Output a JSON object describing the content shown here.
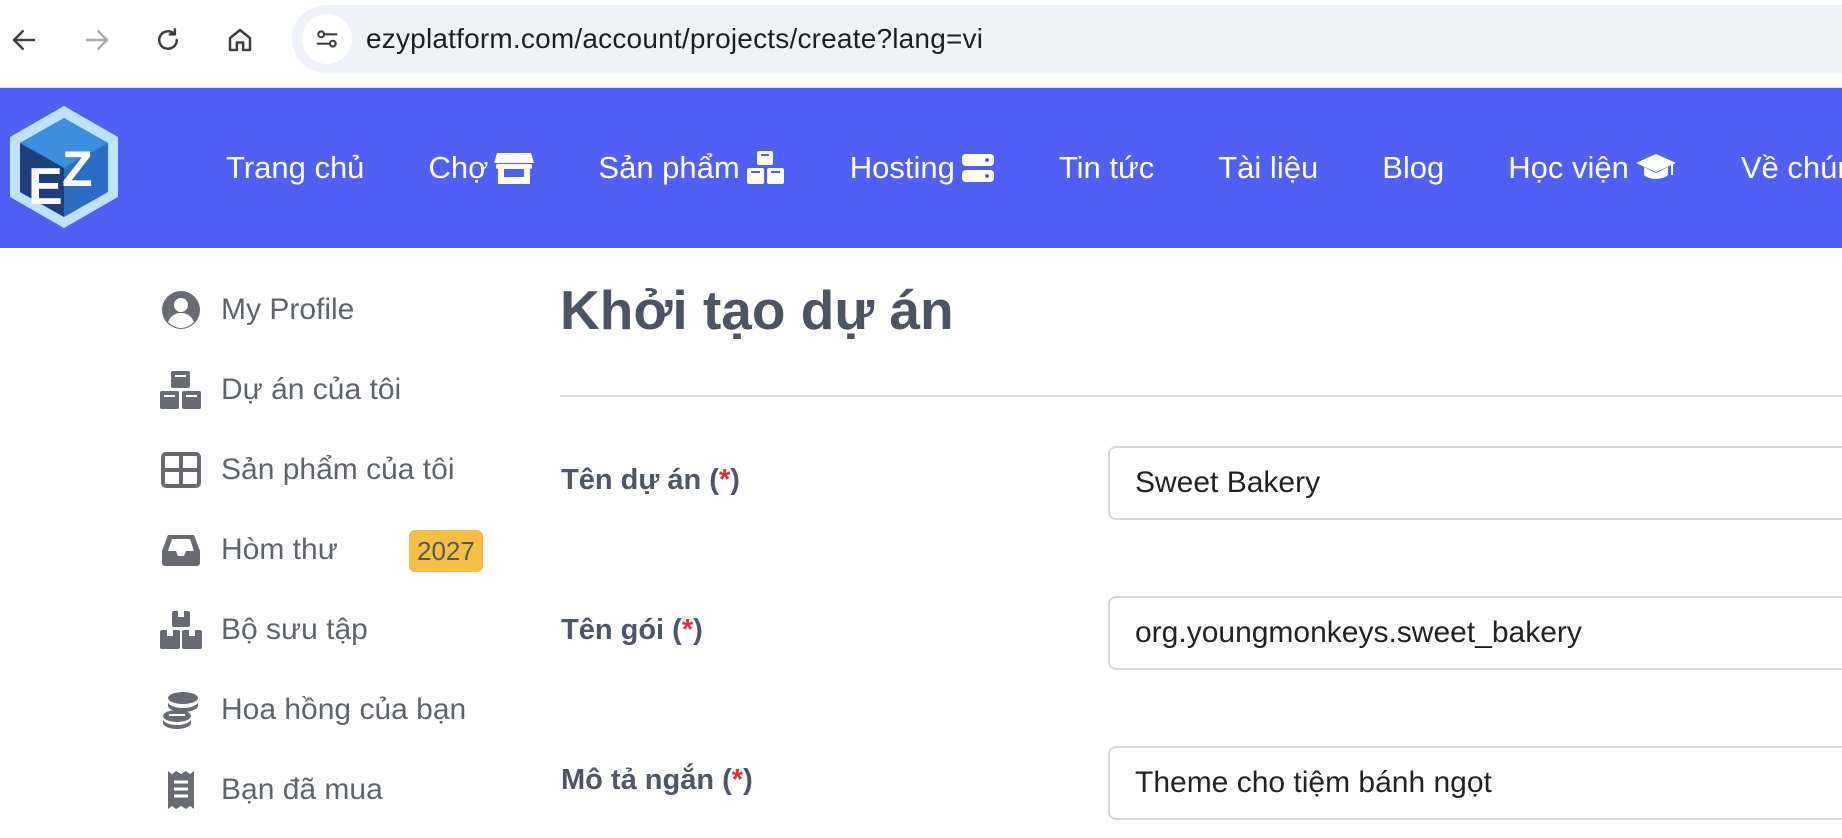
{
  "browser": {
    "url": "ezyplatform.com/account/projects/create?lang=vi"
  },
  "header": {
    "nav": [
      {
        "label": "Trang chủ",
        "icon": ""
      },
      {
        "label": "Chợ",
        "icon": "store-icon"
      },
      {
        "label": "Sản phẩm",
        "icon": "cubes-icon"
      },
      {
        "label": "Hosting",
        "icon": "server-icon"
      },
      {
        "label": "Tin tức",
        "icon": ""
      },
      {
        "label": "Tài liệu",
        "icon": ""
      },
      {
        "label": "Blog",
        "icon": ""
      },
      {
        "label": "Học viện",
        "icon": "graduation-cap-icon"
      },
      {
        "label": "Về chúng tôi",
        "icon": ""
      }
    ]
  },
  "sidebar": {
    "items": [
      {
        "label": "My Profile",
        "icon": "user-circle-icon"
      },
      {
        "label": "Dự án của tôi",
        "icon": "cubes-icon"
      },
      {
        "label": "Sản phẩm của tôi",
        "icon": "grid-icon"
      },
      {
        "label": "Hòm thư",
        "icon": "inbox-icon",
        "badge": "2027"
      },
      {
        "label": "Bộ sưu tập",
        "icon": "boxes-icon"
      },
      {
        "label": "Hoa hồng của bạn",
        "icon": "coins-icon"
      },
      {
        "label": "Bạn đã mua",
        "icon": "receipt-icon"
      }
    ]
  },
  "main": {
    "title": "Khởi tạo dự án",
    "fields": [
      {
        "label": "Tên dự án",
        "value": "Sweet Bakery"
      },
      {
        "label": "Tên gói",
        "value": "org.youngmonkeys.sweet_bakery"
      },
      {
        "label": "Mô tả ngắn",
        "value": "Theme cho tiệm bánh ngọt"
      }
    ],
    "required_marker": "*"
  },
  "colors": {
    "header_bg": "#4f60f5",
    "badge_bg": "#f5bf42",
    "required": "#d4313d",
    "sidebar_text": "#5f646b",
    "title_text": "#4c5363"
  }
}
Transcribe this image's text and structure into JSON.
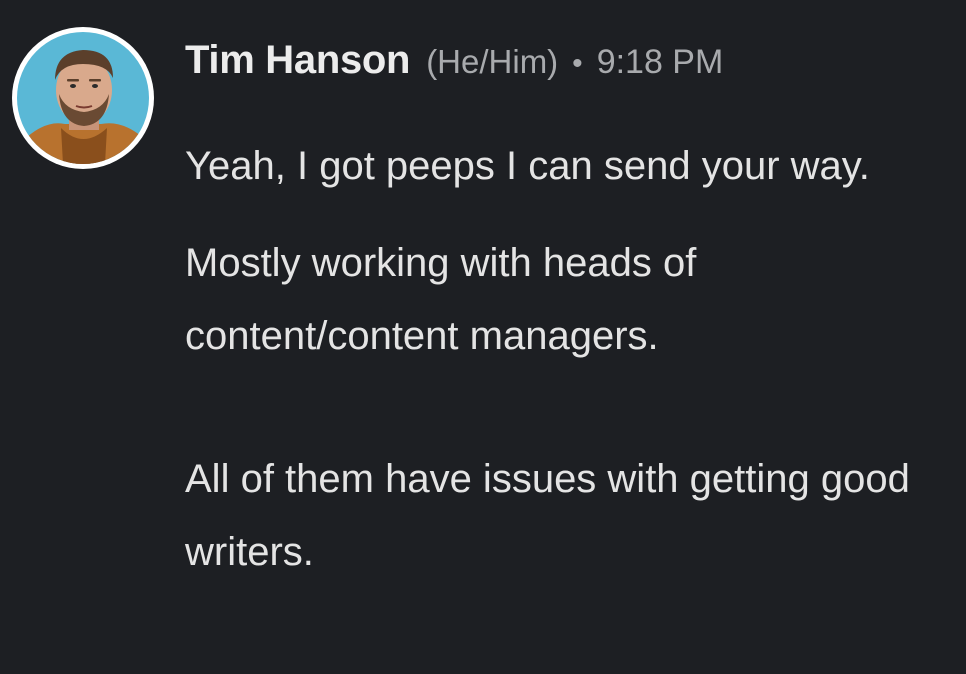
{
  "author": {
    "name": "Tim Hanson",
    "pronouns": "(He/Him)",
    "separator": "•",
    "timestamp": "9:18 PM",
    "avatar_icon": "user-photo-avatar"
  },
  "messages": [
    "Yeah, I got peeps I can send your way.",
    "Mostly working with heads of content/content managers.",
    "All of them have issues with getting good writers."
  ],
  "colors": {
    "background": "#1d1f23",
    "name": "#ececec",
    "meta": "#a8aaad",
    "text": "#e4e4e4",
    "avatar_bg": "#5ab8d6"
  }
}
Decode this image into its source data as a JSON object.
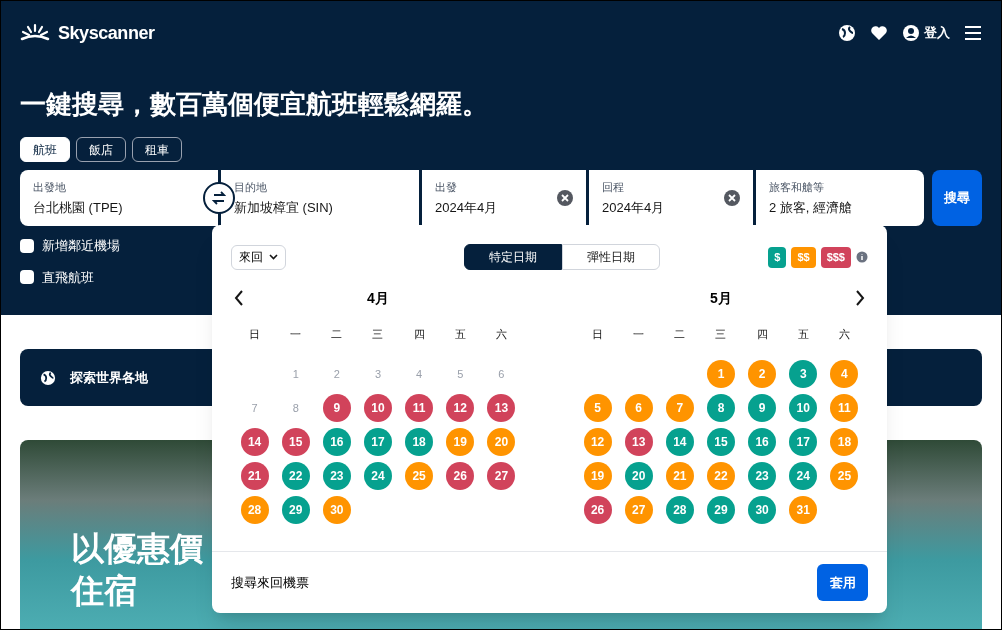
=======
- **Task statement**
The records above need to be restated word for word, with the pictures left out.

- **Result of the exercise**
Output a JSON object describing the content shown here.
{
  "browser": {
    "url": "ezyplatform.com/account/projects/create?lang=vi"
  },
  "header": {
    "nav": [
      {
        "label": "Trang chủ",
        "icon": ""
      },
      {
        "label": "Chợ",
        "icon": "store-icon"
      },
      {
        "label": "Sản phẩm",
        "icon": "cubes-icon"
      },
      {
        "label": "Hosting",
        "icon": "server-icon"
      },
      {
        "label": "Tin tức",
        "icon": ""
      },
      {
        "label": "Tài liệu",
        "icon": ""
      },
      {
        "label": "Blog",
        "icon": ""
      },
      {
        "label": "Học viện",
        "icon": "graduation-cap-icon"
      },
      {
        "label": "Về chúng tôi",
        "icon": ""
      }
    ]
  },
  "sidebar": {
    "items": [
      {
        "label": "My Profile",
        "icon": "user-circle-icon"
      },
      {
        "label": "Dự án của tôi",
        "icon": "cubes-icon"
      },
      {
        "label": "Sản phẩm của tôi",
        "icon": "grid-icon"
      },
      {
        "label": "Hòm thư",
        "icon": "inbox-icon",
        "badge": "2027"
      },
      {
        "label": "Bộ sưu tập",
        "icon": "boxes-icon"
      },
      {
        "label": "Hoa hồng của bạn",
        "icon": "coins-icon"
      },
      {
        "label": "Bạn đã mua",
        "icon": "receipt-icon"
      }
    ]
  },
  "main": {
    "title": "Khởi tạo dự án",
    "fields": [
      {
        "label": "Tên dự án",
        "value": "Sweet Bakery"
      },
      {
        "label": "Tên gói",
        "value": "org.youngmonkeys.sweet_bakery"
      },
      {
        "label": "Mô tả ngắn",
        "value": "Theme cho tiệm bánh ngọt"
      }
    ],
    "required_marker": "*"
  },
  "colors": {
    "header_bg": "#4f60f5",
    "badge_bg": "#f5bf42",
    "required": "#d4313d",
    "sidebar_text": "#5f646b",
    "title_text": "#4c5363"
  }
}
Transcribe this image's text and structure into JSON.
{
  "author": {
    "name": "Tim Hanson",
    "pronouns": "(He/Him)",
    "separator": "•",
    "timestamp": "9:18 PM",
    "avatar_icon": "user-photo-avatar"
  },
  "messages": [
    "Yeah, I got peeps I can send your way.",
    "Mostly working with heads of content/content managers.",
    "All of them have issues with getting good writers."
  ],
  "colors": {
    "background": "#1d1f23",
    "name": "#ececec",
    "meta": "#a8aaad",
    "text": "#e4e4e4",
    "avatar_bg": "#5ab8d6"
  }
}
Decode this image into its source data as a JSON object.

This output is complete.